* begin Given records *

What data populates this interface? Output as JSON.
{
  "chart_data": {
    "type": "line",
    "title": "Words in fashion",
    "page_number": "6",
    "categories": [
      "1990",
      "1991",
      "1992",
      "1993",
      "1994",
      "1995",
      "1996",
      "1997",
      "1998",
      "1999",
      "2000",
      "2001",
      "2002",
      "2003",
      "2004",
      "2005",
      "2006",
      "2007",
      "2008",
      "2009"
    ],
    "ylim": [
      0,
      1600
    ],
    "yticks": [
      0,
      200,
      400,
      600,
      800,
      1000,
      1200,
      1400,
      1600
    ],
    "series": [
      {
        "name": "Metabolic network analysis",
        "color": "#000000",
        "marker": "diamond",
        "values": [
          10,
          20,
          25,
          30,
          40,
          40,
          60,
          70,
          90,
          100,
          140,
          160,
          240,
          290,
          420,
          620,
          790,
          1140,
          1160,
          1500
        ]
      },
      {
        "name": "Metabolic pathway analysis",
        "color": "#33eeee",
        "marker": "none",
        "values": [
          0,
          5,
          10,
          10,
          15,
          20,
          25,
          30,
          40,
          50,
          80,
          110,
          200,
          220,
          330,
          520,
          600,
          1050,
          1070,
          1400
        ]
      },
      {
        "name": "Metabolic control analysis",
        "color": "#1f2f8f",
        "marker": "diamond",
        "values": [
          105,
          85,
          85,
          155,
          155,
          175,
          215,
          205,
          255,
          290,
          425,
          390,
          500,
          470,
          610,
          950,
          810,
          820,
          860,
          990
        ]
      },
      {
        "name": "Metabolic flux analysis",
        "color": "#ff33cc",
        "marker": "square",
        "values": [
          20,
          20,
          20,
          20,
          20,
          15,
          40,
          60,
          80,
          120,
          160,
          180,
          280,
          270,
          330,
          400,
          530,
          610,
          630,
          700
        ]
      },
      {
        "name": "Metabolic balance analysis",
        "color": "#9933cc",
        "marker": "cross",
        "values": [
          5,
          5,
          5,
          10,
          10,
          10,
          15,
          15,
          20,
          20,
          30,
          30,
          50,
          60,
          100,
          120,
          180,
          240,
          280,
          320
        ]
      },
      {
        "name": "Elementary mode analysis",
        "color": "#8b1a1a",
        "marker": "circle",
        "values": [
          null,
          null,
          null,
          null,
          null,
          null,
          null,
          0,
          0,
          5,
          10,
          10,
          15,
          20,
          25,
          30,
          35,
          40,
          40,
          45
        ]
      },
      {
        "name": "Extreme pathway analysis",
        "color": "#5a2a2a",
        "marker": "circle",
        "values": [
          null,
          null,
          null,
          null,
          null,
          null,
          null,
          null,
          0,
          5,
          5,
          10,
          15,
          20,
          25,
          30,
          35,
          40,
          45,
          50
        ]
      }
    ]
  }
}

* end Given records *

▸ **What is needed**
From the records above, how many lines include the word "marker"? Only the number is wanted.

▸ **Exercise result**
7